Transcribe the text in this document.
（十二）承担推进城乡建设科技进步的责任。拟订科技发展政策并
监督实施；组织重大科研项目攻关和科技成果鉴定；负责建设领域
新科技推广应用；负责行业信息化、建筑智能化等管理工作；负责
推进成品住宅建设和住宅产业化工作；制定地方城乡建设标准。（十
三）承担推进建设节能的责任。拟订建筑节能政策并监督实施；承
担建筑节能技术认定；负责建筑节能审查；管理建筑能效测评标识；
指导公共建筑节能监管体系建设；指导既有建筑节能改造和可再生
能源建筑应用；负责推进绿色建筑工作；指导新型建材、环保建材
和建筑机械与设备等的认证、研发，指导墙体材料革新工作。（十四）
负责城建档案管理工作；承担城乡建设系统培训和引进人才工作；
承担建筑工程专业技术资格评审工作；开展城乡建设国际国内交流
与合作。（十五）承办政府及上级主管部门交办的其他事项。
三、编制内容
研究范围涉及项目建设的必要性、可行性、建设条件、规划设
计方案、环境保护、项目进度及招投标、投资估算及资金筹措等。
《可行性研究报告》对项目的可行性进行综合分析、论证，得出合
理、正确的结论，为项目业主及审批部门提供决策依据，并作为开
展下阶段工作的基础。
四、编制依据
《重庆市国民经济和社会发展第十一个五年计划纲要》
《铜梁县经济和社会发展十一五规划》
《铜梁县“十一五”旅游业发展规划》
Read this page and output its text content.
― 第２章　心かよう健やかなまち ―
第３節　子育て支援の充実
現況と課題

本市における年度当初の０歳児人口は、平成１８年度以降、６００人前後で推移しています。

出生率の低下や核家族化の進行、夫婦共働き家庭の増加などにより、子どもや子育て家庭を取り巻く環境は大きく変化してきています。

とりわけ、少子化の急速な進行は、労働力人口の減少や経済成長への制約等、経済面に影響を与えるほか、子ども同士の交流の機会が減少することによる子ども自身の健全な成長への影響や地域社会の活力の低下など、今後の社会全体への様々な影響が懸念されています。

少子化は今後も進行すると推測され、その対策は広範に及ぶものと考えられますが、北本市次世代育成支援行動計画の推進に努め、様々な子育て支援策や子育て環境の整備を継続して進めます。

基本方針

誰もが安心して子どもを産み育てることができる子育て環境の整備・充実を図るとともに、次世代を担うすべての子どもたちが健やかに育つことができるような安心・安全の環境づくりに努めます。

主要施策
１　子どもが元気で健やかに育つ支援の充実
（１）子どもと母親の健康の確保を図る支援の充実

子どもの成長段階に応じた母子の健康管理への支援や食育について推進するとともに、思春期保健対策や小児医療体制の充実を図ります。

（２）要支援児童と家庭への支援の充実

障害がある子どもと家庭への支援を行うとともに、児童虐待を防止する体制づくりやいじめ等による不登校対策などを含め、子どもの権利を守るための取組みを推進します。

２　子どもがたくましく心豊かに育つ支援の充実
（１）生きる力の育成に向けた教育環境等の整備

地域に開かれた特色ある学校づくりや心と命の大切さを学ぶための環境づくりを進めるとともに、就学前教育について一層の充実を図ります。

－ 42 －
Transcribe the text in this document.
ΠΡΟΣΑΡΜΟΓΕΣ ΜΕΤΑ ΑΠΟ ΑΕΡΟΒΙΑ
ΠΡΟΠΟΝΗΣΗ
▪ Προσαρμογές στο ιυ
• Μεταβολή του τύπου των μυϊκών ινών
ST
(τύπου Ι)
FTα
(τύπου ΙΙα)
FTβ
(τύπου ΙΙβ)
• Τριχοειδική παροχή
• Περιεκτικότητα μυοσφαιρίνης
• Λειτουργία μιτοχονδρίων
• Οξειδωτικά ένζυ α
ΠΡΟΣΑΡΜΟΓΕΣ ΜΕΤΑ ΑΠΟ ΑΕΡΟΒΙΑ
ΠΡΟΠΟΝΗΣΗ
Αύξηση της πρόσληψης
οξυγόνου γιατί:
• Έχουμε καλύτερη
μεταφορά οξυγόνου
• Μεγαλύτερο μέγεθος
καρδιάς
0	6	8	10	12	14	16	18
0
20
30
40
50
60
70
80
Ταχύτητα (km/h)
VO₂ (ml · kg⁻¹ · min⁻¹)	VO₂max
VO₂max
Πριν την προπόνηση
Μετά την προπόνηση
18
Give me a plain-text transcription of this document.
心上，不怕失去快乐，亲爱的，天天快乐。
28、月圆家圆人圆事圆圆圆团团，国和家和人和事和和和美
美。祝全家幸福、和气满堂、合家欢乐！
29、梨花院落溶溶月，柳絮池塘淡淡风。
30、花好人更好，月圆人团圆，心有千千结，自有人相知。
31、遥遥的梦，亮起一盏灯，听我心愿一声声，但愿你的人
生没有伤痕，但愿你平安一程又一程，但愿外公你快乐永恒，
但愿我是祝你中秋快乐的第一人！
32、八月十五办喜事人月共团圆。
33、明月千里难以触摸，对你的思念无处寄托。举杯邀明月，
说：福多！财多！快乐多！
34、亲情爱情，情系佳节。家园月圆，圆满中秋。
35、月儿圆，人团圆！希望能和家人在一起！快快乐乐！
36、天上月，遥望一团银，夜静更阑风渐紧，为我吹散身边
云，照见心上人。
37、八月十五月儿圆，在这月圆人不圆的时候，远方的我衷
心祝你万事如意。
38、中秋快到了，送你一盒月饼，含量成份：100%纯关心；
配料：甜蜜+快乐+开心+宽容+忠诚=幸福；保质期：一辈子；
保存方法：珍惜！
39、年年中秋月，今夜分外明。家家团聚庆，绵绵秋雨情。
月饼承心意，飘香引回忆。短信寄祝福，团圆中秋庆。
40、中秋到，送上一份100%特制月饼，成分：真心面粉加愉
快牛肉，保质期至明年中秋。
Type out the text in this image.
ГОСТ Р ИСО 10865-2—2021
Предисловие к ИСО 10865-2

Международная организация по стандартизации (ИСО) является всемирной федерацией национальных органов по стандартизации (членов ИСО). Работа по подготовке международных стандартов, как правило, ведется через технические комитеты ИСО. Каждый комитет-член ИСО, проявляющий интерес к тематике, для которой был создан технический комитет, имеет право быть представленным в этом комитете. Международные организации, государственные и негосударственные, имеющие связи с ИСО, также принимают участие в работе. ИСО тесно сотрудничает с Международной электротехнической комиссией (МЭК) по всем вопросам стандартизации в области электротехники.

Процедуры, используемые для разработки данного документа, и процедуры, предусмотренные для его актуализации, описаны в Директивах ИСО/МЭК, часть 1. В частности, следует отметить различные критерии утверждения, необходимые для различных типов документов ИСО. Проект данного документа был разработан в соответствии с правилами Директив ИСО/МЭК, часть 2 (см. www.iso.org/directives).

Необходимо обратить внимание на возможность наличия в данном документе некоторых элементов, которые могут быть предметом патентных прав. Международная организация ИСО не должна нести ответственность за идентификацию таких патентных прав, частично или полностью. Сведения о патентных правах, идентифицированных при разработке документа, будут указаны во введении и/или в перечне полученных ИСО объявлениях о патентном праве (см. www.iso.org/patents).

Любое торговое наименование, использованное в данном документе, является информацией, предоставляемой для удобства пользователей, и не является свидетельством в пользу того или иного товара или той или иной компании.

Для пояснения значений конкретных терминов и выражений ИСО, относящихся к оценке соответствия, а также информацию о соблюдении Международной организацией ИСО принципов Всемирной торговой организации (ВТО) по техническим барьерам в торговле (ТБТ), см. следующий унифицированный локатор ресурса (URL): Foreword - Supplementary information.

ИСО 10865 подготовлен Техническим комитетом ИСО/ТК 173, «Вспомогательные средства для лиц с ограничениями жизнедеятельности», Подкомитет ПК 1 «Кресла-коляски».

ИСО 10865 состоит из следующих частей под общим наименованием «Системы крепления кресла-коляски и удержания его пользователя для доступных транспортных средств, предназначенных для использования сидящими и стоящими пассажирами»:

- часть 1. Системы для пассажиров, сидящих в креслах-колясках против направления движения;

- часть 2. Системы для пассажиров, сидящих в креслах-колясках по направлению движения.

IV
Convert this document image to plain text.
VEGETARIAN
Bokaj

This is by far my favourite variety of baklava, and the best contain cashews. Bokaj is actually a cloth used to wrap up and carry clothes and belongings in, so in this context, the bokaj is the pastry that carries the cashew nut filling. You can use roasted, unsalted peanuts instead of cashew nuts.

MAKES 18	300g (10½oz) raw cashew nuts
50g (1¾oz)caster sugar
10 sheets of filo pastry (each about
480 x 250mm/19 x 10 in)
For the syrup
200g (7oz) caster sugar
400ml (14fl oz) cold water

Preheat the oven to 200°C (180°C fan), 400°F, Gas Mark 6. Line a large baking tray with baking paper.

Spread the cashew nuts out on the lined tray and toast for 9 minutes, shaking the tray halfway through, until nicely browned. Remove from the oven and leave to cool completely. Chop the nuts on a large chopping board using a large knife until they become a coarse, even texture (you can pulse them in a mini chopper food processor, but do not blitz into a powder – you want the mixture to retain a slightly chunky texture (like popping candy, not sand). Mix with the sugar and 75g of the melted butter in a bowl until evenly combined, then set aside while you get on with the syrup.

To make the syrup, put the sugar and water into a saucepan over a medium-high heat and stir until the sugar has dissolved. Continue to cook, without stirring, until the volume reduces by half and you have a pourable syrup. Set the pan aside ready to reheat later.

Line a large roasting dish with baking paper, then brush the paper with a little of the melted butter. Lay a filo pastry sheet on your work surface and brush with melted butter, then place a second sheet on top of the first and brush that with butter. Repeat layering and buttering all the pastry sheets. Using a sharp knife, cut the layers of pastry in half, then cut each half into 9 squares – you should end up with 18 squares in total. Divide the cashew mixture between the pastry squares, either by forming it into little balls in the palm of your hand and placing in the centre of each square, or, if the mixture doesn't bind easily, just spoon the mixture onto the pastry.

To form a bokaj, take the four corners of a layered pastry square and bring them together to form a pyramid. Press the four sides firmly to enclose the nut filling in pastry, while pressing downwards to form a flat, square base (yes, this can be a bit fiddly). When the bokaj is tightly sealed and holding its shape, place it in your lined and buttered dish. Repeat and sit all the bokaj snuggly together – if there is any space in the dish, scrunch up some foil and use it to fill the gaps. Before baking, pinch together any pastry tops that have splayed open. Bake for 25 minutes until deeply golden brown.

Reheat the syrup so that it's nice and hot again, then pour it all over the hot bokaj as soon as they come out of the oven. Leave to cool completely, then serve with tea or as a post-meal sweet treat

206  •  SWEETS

---

» Your instructions
Check each line above for the string "caster", then copy the ones that have it.

» Exercise answer
50g (1¾oz)caster sugar
200g (7oz) caster sugar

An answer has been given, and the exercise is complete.